§ **Do this**: Type out the data exactly as given. Skip any image.

[Figure contents as structured data]
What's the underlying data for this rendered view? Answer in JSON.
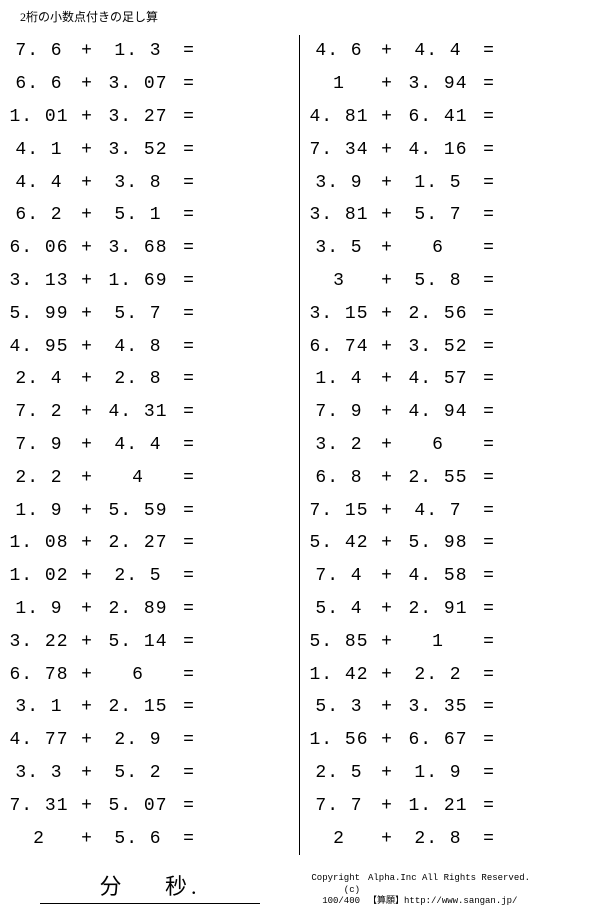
{
  "title": "2桁の小数点付きの足し算",
  "leftColumn": [
    {
      "a": "7.6",
      "b": "1.3"
    },
    {
      "a": "6.6",
      "b": "3.07"
    },
    {
      "a": "1.01",
      "b": "3.27"
    },
    {
      "a": "4.1",
      "b": "3.52"
    },
    {
      "a": "4.4",
      "b": "3.8"
    },
    {
      "a": "6.2",
      "b": "5.1"
    },
    {
      "a": "6.06",
      "b": "3.68"
    },
    {
      "a": "3.13",
      "b": "1.69"
    },
    {
      "a": "5.99",
      "b": "5.7"
    },
    {
      "a": "4.95",
      "b": "4.8"
    },
    {
      "a": "2.4",
      "b": "2.8"
    },
    {
      "a": "7.2",
      "b": "4.31"
    },
    {
      "a": "7.9",
      "b": "4.4"
    },
    {
      "a": "2.2",
      "b": "4"
    },
    {
      "a": "1.9",
      "b": "5.59"
    },
    {
      "a": "1.08",
      "b": "2.27"
    },
    {
      "a": "1.02",
      "b": "2.5"
    },
    {
      "a": "1.9",
      "b": "2.89"
    },
    {
      "a": "3.22",
      "b": "5.14"
    },
    {
      "a": "6.78",
      "b": "6"
    },
    {
      "a": "3.1",
      "b": "2.15"
    },
    {
      "a": "4.77",
      "b": "2.9"
    },
    {
      "a": "3.3",
      "b": "5.2"
    },
    {
      "a": "7.31",
      "b": "5.07"
    },
    {
      "a": "2",
      "b": "5.6"
    }
  ],
  "rightColumn": [
    {
      "a": "4.6",
      "b": "4.4"
    },
    {
      "a": "1",
      "b": "3.94"
    },
    {
      "a": "4.81",
      "b": "6.41"
    },
    {
      "a": "7.34",
      "b": "4.16"
    },
    {
      "a": "3.9",
      "b": "1.5"
    },
    {
      "a": "3.81",
      "b": "5.7"
    },
    {
      "a": "3.5",
      "b": "6"
    },
    {
      "a": "3",
      "b": "5.8"
    },
    {
      "a": "3.15",
      "b": "2.56"
    },
    {
      "a": "6.74",
      "b": "3.52"
    },
    {
      "a": "1.4",
      "b": "4.57"
    },
    {
      "a": "7.9",
      "b": "4.94"
    },
    {
      "a": "3.2",
      "b": "6"
    },
    {
      "a": "6.8",
      "b": "2.55"
    },
    {
      "a": "7.15",
      "b": "4.7"
    },
    {
      "a": "5.42",
      "b": "5.98"
    },
    {
      "a": "7.4",
      "b": "4.58"
    },
    {
      "a": "5.4",
      "b": "2.91"
    },
    {
      "a": "5.85",
      "b": "1"
    },
    {
      "a": "1.42",
      "b": "2.2"
    },
    {
      "a": "5.3",
      "b": "3.35"
    },
    {
      "a": "1.56",
      "b": "6.67"
    },
    {
      "a": "2.5",
      "b": "1.9"
    },
    {
      "a": "7.7",
      "b": "1.21"
    },
    {
      "a": "2",
      "b": "2.8"
    }
  ],
  "symbols": {
    "plus": "+",
    "equals": "="
  },
  "timer": {
    "minute": "分",
    "second": "秒."
  },
  "footer": {
    "copyright": "Copyright (c)",
    "company": "Alpha.Inc All Rights Reserved.",
    "pageCount": "100/400",
    "siteLabel": "【算願】",
    "siteUrl": "http://www.sangan.jp/"
  },
  "style": {
    "textColor": "#000000",
    "background": "#ffffff",
    "fontSizeBody": 18,
    "fontSizeHeader": 12,
    "fontSizeFooter": 9,
    "rowHeight": 32.8
  }
}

§ **Completed task**:
What's the underlying data for this rendered view? Answer in JSON.
{
  "title": "2桁の小数点付きの足し算",
  "leftColumn": [
    {
      "a": "7.6",
      "b": "1.3"
    },
    {
      "a": "6.6",
      "b": "3.07"
    },
    {
      "a": "1.01",
      "b": "3.27"
    },
    {
      "a": "4.1",
      "b": "3.52"
    },
    {
      "a": "4.4",
      "b": "3.8"
    },
    {
      "a": "6.2",
      "b": "5.1"
    },
    {
      "a": "6.06",
      "b": "3.68"
    },
    {
      "a": "3.13",
      "b": "1.69"
    },
    {
      "a": "5.99",
      "b": "5.7"
    },
    {
      "a": "4.95",
      "b": "4.8"
    },
    {
      "a": "2.4",
      "b": "2.8"
    },
    {
      "a": "7.2",
      "b": "4.31"
    },
    {
      "a": "7.9",
      "b": "4.4"
    },
    {
      "a": "2.2",
      "b": "4"
    },
    {
      "a": "1.9",
      "b": "5.59"
    },
    {
      "a": "1.08",
      "b": "2.27"
    },
    {
      "a": "1.02",
      "b": "2.5"
    },
    {
      "a": "1.9",
      "b": "2.89"
    },
    {
      "a": "3.22",
      "b": "5.14"
    },
    {
      "a": "6.78",
      "b": "6"
    },
    {
      "a": "3.1",
      "b": "2.15"
    },
    {
      "a": "4.77",
      "b": "2.9"
    },
    {
      "a": "3.3",
      "b": "5.2"
    },
    {
      "a": "7.31",
      "b": "5.07"
    },
    {
      "a": "2",
      "b": "5.6"
    }
  ],
  "rightColumn": [
    {
      "a": "4.6",
      "b": "4.4"
    },
    {
      "a": "1",
      "b": "3.94"
    },
    {
      "a": "4.81",
      "b": "6.41"
    },
    {
      "a": "7.34",
      "b": "4.16"
    },
    {
      "a": "3.9",
      "b": "1.5"
    },
    {
      "a": "3.81",
      "b": "5.7"
    },
    {
      "a": "3.5",
      "b": "6"
    },
    {
      "a": "3",
      "b": "5.8"
    },
    {
      "a": "3.15",
      "b": "2.56"
    },
    {
      "a": "6.74",
      "b": "3.52"
    },
    {
      "a": "1.4",
      "b": "4.57"
    },
    {
      "a": "7.9",
      "b": "4.94"
    },
    {
      "a": "3.2",
      "b": "6"
    },
    {
      "a": "6.8",
      "b": "2.55"
    },
    {
      "a": "7.15",
      "b": "4.7"
    },
    {
      "a": "5.42",
      "b": "5.98"
    },
    {
      "a": "7.4",
      "b": "4.58"
    },
    {
      "a": "5.4",
      "b": "2.91"
    },
    {
      "a": "5.85",
      "b": "1"
    },
    {
      "a": "1.42",
      "b": "2.2"
    },
    {
      "a": "5.3",
      "b": "3.35"
    },
    {
      "a": "1.56",
      "b": "6.67"
    },
    {
      "a": "2.5",
      "b": "1.9"
    },
    {
      "a": "7.7",
      "b": "1.21"
    },
    {
      "a": "2",
      "b": "2.8"
    }
  ],
  "symbols": {
    "plus": "+",
    "equals": "="
  },
  "timer": {
    "minute": "分",
    "second": "秒."
  },
  "footer": {
    "copyright": "Copyright (c)",
    "company": "Alpha.Inc All Rights Reserved.",
    "pageCount": "100/400",
    "siteLabel": "【算願】",
    "siteUrl": "http://www.sangan.jp/"
  },
  "style": {
    "textColor": "#000000",
    "background": "#ffffff",
    "fontSizeBody": 18,
    "fontSizeHeader": 12,
    "fontSizeFooter": 9,
    "rowHeight": 32.8
  }
}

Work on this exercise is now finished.